##### INPUT

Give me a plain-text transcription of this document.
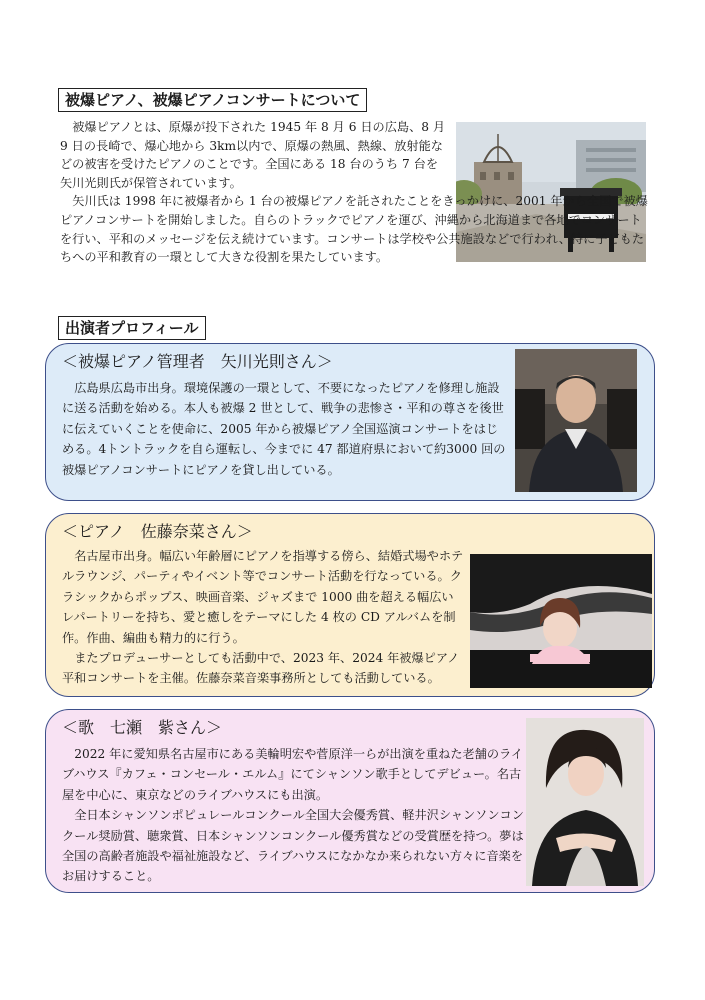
被爆ピアノ、被爆ピアノコンサートについて

被爆ピアノとは、原爆が投下された 1945 年 8 月 6 日の広島、8 月 9 日の長崎で、爆心地から 3km以内で、原爆の熱風、熱線、放射能などの被害を受けたピアノのことです。全国にある 18 台のうち 7 台を矢川光則氏が保管されています。

矢川氏は 1998 年に被爆者から 1 台の被爆ピアノを託されたことをきっかけに、2001 年から全国で被爆ピアノコンサートを開始しました。自らのトラックでピアノを運び、沖縄から北海道まで各地でコンサートを行い、平和のメッセージを伝え続けています。コンサートは学校や公共施設などで行われ、特に子どもたちへの平和教育の一環として大きな役割を果たしています。

出演者プロフィール
＜被爆ピアノ管理者　矢川光則さん＞

広島県広島市出身。環境保護の一環として、不要になったピアノを修理し施設に送る活動を始める。本人も被爆 2 世として、戦争の悲惨さ・平和の尊さを後世に伝えていくことを使命に、2005 年から被爆ピアノ全国巡演コンサートをはじめる。4トントラックを自ら運転し、今までに 47 都道府県において約3000 回の被爆ピアノコンサートにピアノを貸し出している。

＜ピアノ　佐藤奈菜さん＞

名古屋市出身。幅広い年齢層にピアノを指導する傍ら、結婚式場やホテルラウンジ、パーティやイベント等でコンサート活動を行なっている。クラシックからポップス、映画音楽、ジャズまで 1000 曲を超える幅広いレパートリーを持ち、愛と癒しをテーマにした 4 枚の CD アルバムを制作。作曲、編曲も精力的に行う。

またプロデューサーとしても活動中で、2023 年、2024 年被爆ピアノ平和コンサートを主催。佐藤奈菜音楽事務所としても活動している。

＜歌　七瀬　紫さん＞

2022 年に愛知県名古屋市にある美輪明宏や菅原洋一らが出演を重ねた老舗のライブハウス『カフェ・コンセール・エルム』にてシャンソン歌手としてデビュー。名古屋を中心に、東京などのライブハウスにも出演。

全日本シャンソンポピュレールコンクール全国大会優秀賞、軽井沢シャンソンコンクール奨励賞、聴衆賞、日本シャンソンコンクール優秀賞などの受賞歴を持つ。夢は全国の高齢者施設や福祉施設など、ライブハウスになかなか来られない方々に音楽をお届けすること。
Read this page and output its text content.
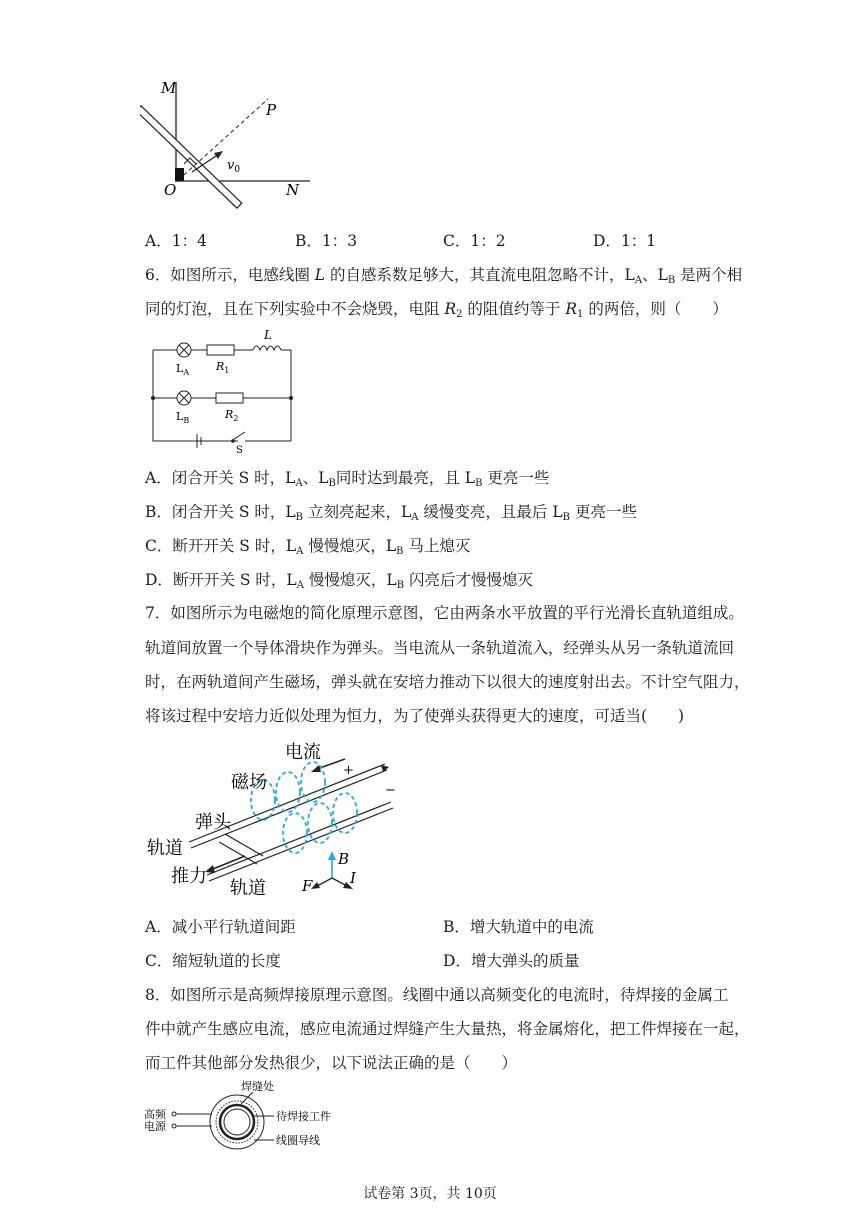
M
P
O	N
$v_0$
A．1：4	B．1：3	C．1：2	D．1：1
6．如图所示，电感线圈 L 的自感系数足够大，其直流电阻忽略不计，$L_A$、$L_B$ 是两个相
同的灯泡，且在下列实验中不会烧毁，电阻 $R_2$ 的阻值约等于 $R_1$ 的两倍，则（　　）
L
$L_A$ $R_1$
$L_B$	$R_2$
S
A．闭合开关 S 时，$L_A$、$L_B$同时达到最亮，且 $L_B$ 更亮一些
B．闭合开关 S 时，$L_B$ 立刻亮起来，$L_A$ 缓慢变亮，且最后 $L_B$ 更亮一些
C．断开开关 S 时，$L_A$ 慢慢熄灭，$L_B$ 马上熄灭
D．断开开关 S 时，$L_A$ 慢慢熄灭，$L_B$ 闪亮后才慢慢熄灭
7．如图所示为电磁炮的简化原理示意图，它由两条水平放置的平行光滑长直轨道组成。
轨道间放置一个导体滑块作为弹头。当电流从一条轨道流入，经弹头从另一条轨道流回
时，在两轨道间产生磁场，弹头就在安培力推动下以很大的速度射出去。不计空气阻力，
将该过程中安培力近似处理为恒力，为了使弹头获得更大的速度，可适当(　　)
电流
+
−
磁场
弹头
轨道
推力
轨道
B
F	I
A．减小平行轨道间距	B．增大轨道中的电流
C．缩短轨道的长度	D．增大弹头的质量
8．如图所示是高频焊接原理示意图。线圈中通以高频变化的电流时，待焊接的金属工
件中就产生感应电流，感应电流通过焊缝产生大量热，将金属熔化，把工件焊接在一起，
而工件其他部分发热很少，以下说法正确的是（　　）
高频
电源
焊缝处
待焊接工件
线圈导线
试卷第 3页，共 10页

##########

● WHAT IS BEING ASKED: Write out the data precisely as given, excluding the pictures.

● REPLY:
Give me a plain-text transcription of this document.
被爆ピアノ、被爆ピアノコンサートについて

被爆ピアノとは、原爆が投下された 1945 年 8 月 6 日の広島、8 月 9 日の長崎で、爆心地から 3km以内で、原爆の熱風、熱線、放射能などの被害を受けたピアノのことです。全国にある 18 台のうち 7 台を矢川光則氏が保管されています。

矢川氏は 1998 年に被爆者から 1 台の被爆ピアノを託されたことをきっかけに、2001 年から全国で被爆ピアノコンサートを開始しました。自らのトラックでピアノを運び、沖縄から北海道まで各地でコンサートを行い、平和のメッセージを伝え続けています。コンサートは学校や公共施設などで行われ、特に子どもたちへの平和教育の一環として大きな役割を果たしています。

出演者プロフィール
＜被爆ピアノ管理者　矢川光則さん＞

広島県広島市出身。環境保護の一環として、不要になったピアノを修理し施設に送る活動を始める。本人も被爆 2 世として、戦争の悲惨さ・平和の尊さを後世に伝えていくことを使命に、2005 年から被爆ピアノ全国巡演コンサートをはじめる。4トントラックを自ら運転し、今までに 47 都道府県において約3000 回の被爆ピアノコンサートにピアノを貸し出している。

＜ピアノ　佐藤奈菜さん＞

名古屋市出身。幅広い年齢層にピアノを指導する傍ら、結婚式場やホテルラウンジ、パーティやイベント等でコンサート活動を行なっている。クラシックからポップス、映画音楽、ジャズまで 1000 曲を超える幅広いレパートリーを持ち、愛と癒しをテーマにした 4 枚の CD アルバムを制作。作曲、編曲も精力的に行う。

またプロデューサーとしても活動中で、2023 年、2024 年被爆ピアノ平和コンサートを主催。佐藤奈菜音楽事務所としても活動している。

＜歌　七瀬　紫さん＞

2022 年に愛知県名古屋市にある美輪明宏や菅原洋一らが出演を重ねた老舗のライブハウス『カフェ・コンセール・エルム』にてシャンソン歌手としてデビュー。名古屋を中心に、東京などのライブハウスにも出演。

全日本シャンソンポピュレールコンクール全国大会優秀賞、軽井沢シャンソンコンクール奨励賞、聴衆賞、日本シャンソンコンクール優秀賞などの受賞歴を持つ。夢は全国の高齢者施設や福祉施設など、ライブハウスになかなか来られない方々に音楽をお届けすること。
Read this page and output its text content.
M
P
O	N
$v_0$
A．1：4	B．1：3	C．1：2	D．1：1
6．如图所示，电感线圈 L 的自感系数足够大，其直流电阻忽略不计，$L_A$、$L_B$ 是两个相
同的灯泡，且在下列实验中不会烧毁，电阻 $R_2$ 的阻值约等于 $R_1$ 的两倍，则（　　）
L
$L_A$ $R_1$
$L_B$	$R_2$
S
A．闭合开关 S 时，$L_A$、$L_B$同时达到最亮，且 $L_B$ 更亮一些
B．闭合开关 S 时，$L_B$ 立刻亮起来，$L_A$ 缓慢变亮，且最后 $L_B$ 更亮一些
C．断开开关 S 时，$L_A$ 慢慢熄灭，$L_B$ 马上熄灭
D．断开开关 S 时，$L_A$ 慢慢熄灭，$L_B$ 闪亮后才慢慢熄灭
7．如图所示为电磁炮的简化原理示意图，它由两条水平放置的平行光滑长直轨道组成。
轨道间放置一个导体滑块作为弹头。当电流从一条轨道流入，经弹头从另一条轨道流回
时，在两轨道间产生磁场，弹头就在安培力推动下以很大的速度射出去。不计空气阻力，
将该过程中安培力近似处理为恒力，为了使弹头获得更大的速度，可适当(　　)
电流
+
−
磁场
弹头
轨道
推力
轨道
B
F	I
A．减小平行轨道间距	B．增大轨道中的电流
C．缩短轨道的长度	D．增大弹头的质量
8．如图所示是高频焊接原理示意图。线圈中通以高频变化的电流时，待焊接的金属工
件中就产生感应电流，感应电流通过焊缝产生大量热，将金属熔化，把工件焊接在一起，
而工件其他部分发热很少，以下说法正确的是（　　）
高频
电源
焊缝处
待焊接工件
线圈导线
试卷第 3页，共 10页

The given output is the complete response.